● **DOCUMENT SECTION**
Copy link to clipboard
Copied
I have strings like this
PGH2019AprilPA73-01.docx
PGH2019AprilPA73-0.docx
PGH2019AprilREC73-0.docx
I need to extract the number 73 from the string.
The number could be 2 or 3 digits long, like 99 or 101
EG: PGH2019AprilPA99-01.docx or PGH2019AprilPA101-01.docx
The number is always right before the -0
PGH2019AprilPA73-01.docx
PGH2019AprilPA73-0.docx
PGH2019AprilREC73-0.docx
How would I extract this 2 or 3 digit number that precedes the -0?
FIXED IT.
In the first backreference, replace \w+ with [a-z]+ and VOILA!
V/r,
^ _ ^
UPDATE: Here is the code I used for my "homework".
...<cfscript>
fileNames = [];
arrayAppend(fileNames,"PGHA2019MarchRES73-0.docx");
arrayAppend(fileNames,"PGHA2019MarchRES101-0.docx");
arrayAppend(fileNames,"PGHAB2019MarchRES101-0.docx");
arrayAppend(fileNames,"PGHAB2019MarchRES73-0.docx");
arrayAppend(fileNames,"PGHAB2019MarchRES73-0.docx");
arrayAppend(fileNames,"PGHA2019MarchRES101-0.docx");
Copy link to clipboard
Copied
Again, RegEx to the rescue.

● **RECORDS**
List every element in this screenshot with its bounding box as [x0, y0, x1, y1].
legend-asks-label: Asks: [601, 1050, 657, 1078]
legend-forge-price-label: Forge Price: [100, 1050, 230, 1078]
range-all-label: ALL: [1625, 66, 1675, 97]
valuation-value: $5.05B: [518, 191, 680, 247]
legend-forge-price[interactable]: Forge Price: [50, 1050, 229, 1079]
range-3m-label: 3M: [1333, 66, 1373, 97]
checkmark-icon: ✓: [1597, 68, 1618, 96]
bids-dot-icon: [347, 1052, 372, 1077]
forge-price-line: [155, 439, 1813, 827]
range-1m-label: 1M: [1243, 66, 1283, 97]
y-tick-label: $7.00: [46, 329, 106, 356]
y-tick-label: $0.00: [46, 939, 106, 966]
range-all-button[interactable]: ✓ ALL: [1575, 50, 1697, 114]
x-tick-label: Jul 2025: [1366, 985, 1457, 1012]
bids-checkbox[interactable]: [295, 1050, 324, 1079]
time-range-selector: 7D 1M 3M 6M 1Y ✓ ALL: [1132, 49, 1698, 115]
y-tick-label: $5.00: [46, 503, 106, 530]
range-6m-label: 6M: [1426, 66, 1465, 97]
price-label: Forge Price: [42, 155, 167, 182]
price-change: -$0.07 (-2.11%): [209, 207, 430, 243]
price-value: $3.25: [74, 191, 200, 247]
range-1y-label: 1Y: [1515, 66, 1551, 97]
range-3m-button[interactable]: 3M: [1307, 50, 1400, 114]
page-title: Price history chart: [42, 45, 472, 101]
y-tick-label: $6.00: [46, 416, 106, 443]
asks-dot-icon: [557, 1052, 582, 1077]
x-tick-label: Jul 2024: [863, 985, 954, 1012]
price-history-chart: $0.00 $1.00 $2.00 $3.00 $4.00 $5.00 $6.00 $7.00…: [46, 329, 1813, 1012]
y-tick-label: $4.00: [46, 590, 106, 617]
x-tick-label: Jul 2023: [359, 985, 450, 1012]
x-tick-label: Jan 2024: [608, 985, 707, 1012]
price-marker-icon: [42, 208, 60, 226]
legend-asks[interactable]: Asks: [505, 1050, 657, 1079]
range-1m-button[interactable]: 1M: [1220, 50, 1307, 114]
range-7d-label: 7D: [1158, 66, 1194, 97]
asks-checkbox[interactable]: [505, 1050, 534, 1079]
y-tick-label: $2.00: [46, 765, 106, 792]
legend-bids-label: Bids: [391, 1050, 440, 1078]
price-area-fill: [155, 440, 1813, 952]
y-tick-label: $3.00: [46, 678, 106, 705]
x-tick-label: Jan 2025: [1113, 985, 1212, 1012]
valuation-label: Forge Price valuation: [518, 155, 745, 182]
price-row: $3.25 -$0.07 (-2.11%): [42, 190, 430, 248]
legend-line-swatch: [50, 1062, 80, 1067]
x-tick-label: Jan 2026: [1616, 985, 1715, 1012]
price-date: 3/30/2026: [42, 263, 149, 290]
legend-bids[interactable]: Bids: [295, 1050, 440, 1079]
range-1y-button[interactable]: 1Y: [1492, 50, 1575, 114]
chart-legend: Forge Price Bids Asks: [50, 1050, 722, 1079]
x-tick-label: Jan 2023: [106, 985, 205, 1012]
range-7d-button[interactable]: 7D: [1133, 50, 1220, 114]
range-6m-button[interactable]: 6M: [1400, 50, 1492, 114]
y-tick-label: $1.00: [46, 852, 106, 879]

● **CHALLENGES**
a - Retype the regex thread from "The number could" up to and including "precedes the -0?".
b - Answer these questions from the regex thread:
(i) How many digits long can the number be?
(ii) Where in the filename does the number always appear?
(iii) In the first backreference, what was \w+ replaced with?
You won't need the items for anything here.

● **EXPECTED RESULTS**
a -
The number could be 2 or 3 digits long, like 99 or 101
EG: PGH2019AprilPA99-01.docx or PGH2019AprilPA101-01.docx
The number is always right before the -0
PGH2019AprilPA73-01.docx
PGH2019AprilPA73-0.docx
PGH2019AprilREC73-0.docx
How would I extract this 2 or 3 digit number that precedes the -0?

b -
(i) 2 or 3 digits
(ii) Right before the -0
(iii) [a-z]+